◆ **TASK OBJECTIVE**: How many lines in the entries below include the string "cost"? Answer with the number only.

Stored data:
+ + + + + + +
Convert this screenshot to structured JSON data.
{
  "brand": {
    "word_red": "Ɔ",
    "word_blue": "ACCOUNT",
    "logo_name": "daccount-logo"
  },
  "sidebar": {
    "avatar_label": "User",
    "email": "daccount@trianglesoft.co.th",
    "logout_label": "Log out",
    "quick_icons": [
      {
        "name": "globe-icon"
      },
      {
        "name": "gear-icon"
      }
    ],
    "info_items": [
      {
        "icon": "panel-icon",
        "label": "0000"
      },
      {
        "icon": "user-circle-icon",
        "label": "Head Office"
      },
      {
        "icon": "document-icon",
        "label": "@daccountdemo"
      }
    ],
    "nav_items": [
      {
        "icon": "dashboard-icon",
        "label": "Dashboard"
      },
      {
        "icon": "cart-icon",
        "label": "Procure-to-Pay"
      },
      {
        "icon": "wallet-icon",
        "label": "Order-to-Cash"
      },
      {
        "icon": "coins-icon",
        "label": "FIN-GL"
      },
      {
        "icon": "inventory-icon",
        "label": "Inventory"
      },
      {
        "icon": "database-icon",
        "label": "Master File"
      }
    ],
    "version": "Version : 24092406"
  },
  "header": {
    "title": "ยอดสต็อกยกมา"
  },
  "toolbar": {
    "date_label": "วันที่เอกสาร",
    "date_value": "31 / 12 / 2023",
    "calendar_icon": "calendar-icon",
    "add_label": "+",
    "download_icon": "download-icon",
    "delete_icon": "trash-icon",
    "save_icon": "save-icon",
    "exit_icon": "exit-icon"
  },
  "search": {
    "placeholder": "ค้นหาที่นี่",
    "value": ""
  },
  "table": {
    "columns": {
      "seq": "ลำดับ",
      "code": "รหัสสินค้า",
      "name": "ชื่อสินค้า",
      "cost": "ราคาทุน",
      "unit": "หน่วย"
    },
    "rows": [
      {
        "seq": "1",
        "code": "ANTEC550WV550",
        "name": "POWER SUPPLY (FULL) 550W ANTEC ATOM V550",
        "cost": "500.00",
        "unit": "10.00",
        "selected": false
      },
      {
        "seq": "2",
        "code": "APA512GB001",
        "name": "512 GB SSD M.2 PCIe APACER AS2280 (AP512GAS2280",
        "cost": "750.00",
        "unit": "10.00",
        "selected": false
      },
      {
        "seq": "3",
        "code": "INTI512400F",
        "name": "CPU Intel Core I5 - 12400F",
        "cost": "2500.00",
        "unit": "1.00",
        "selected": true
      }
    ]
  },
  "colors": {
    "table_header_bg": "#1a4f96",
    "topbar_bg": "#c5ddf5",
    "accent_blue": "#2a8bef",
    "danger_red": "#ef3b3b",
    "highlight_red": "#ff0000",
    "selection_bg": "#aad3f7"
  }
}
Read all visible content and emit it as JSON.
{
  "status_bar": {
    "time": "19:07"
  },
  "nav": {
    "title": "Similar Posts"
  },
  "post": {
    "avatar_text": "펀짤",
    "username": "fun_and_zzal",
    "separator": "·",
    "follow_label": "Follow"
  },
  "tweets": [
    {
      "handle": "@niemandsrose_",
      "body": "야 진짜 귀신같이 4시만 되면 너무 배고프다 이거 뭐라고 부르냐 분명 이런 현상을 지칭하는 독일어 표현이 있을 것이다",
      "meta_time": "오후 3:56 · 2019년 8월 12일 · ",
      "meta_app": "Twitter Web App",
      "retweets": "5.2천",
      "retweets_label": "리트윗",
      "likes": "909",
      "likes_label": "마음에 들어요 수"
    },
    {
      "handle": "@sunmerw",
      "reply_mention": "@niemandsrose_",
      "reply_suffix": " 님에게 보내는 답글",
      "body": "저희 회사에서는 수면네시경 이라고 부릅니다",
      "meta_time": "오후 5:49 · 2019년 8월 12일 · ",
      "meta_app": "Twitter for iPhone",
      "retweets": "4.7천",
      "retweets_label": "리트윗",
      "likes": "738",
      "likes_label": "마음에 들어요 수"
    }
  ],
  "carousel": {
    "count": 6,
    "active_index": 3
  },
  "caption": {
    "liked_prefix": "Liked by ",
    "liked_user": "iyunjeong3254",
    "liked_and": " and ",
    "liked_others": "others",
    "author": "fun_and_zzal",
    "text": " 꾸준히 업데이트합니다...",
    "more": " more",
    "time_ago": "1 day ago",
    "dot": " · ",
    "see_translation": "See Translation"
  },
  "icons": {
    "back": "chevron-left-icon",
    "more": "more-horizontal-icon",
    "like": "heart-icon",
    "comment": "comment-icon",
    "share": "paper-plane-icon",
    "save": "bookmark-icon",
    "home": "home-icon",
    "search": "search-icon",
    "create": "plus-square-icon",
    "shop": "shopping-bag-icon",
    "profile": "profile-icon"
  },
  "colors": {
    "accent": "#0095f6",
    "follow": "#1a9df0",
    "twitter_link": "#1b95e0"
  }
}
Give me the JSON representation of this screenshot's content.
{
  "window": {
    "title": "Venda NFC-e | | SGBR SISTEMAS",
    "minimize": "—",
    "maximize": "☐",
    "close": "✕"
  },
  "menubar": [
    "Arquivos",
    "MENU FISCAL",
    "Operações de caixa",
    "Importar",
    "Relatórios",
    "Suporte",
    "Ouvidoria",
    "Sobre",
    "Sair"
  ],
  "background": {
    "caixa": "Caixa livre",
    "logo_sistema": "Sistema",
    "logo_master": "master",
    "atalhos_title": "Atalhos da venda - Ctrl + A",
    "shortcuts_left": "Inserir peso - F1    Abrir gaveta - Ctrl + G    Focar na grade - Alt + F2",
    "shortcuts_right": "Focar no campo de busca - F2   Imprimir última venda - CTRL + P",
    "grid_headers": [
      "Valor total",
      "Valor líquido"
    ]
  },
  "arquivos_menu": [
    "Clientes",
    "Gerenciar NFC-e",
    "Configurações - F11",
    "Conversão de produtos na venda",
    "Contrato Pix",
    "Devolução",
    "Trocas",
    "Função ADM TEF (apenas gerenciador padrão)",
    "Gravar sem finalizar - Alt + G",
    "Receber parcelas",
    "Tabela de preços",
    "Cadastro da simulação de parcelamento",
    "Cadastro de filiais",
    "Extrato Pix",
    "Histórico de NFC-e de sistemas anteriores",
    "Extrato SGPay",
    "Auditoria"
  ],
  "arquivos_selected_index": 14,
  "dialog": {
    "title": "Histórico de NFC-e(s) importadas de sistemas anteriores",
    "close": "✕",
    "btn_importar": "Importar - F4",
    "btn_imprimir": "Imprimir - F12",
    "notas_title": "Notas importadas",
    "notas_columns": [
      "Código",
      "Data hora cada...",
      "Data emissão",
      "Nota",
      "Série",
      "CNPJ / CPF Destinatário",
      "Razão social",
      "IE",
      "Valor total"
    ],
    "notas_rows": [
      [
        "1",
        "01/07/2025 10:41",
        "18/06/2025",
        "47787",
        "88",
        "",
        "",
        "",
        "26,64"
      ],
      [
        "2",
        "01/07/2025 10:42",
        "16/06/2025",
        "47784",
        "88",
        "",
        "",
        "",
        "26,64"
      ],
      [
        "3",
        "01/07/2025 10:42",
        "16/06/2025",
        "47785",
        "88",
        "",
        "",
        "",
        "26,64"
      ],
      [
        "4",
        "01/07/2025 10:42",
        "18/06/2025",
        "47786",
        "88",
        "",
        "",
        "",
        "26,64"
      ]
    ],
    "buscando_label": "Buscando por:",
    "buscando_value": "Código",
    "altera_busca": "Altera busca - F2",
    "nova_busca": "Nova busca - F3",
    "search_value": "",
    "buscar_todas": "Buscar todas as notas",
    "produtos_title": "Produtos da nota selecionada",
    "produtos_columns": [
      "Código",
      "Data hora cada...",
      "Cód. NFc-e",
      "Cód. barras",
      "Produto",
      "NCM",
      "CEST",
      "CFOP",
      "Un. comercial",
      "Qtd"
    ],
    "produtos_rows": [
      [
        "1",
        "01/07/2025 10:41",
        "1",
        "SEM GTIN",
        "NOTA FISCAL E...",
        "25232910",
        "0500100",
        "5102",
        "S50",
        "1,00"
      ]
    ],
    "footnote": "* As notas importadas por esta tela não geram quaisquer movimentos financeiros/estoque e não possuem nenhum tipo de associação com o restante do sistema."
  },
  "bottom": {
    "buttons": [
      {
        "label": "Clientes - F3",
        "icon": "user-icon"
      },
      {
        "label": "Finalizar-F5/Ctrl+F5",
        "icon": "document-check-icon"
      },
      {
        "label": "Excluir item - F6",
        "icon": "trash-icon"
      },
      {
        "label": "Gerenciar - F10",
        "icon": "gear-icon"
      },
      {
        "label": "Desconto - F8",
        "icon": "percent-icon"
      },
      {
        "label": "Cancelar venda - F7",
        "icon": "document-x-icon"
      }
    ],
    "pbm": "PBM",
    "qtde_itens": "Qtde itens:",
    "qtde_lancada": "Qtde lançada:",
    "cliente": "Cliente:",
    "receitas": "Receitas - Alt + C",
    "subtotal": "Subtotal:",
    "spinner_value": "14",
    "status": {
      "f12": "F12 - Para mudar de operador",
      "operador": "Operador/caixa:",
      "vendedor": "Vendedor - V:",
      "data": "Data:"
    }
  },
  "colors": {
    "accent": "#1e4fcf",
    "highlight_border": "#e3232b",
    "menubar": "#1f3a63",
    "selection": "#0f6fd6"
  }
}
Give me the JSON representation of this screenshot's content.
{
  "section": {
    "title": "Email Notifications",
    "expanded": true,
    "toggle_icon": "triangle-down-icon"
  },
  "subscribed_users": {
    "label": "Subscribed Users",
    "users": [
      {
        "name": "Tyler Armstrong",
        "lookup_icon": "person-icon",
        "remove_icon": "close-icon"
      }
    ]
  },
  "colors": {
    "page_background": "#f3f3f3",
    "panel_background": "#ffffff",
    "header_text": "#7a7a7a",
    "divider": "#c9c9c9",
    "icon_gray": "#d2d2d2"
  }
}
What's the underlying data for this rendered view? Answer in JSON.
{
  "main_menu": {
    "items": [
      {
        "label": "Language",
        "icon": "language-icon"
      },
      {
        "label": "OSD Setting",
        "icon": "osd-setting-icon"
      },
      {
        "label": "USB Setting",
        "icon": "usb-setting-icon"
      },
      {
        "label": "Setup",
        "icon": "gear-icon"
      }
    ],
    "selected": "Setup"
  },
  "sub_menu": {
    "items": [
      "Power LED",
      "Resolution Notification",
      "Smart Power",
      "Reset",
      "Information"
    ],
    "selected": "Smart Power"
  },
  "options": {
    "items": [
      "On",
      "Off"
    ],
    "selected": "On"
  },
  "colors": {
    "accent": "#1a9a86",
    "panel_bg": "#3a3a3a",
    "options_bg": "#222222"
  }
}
+ + + + + + +
◆ **TASK ANSWER**: 4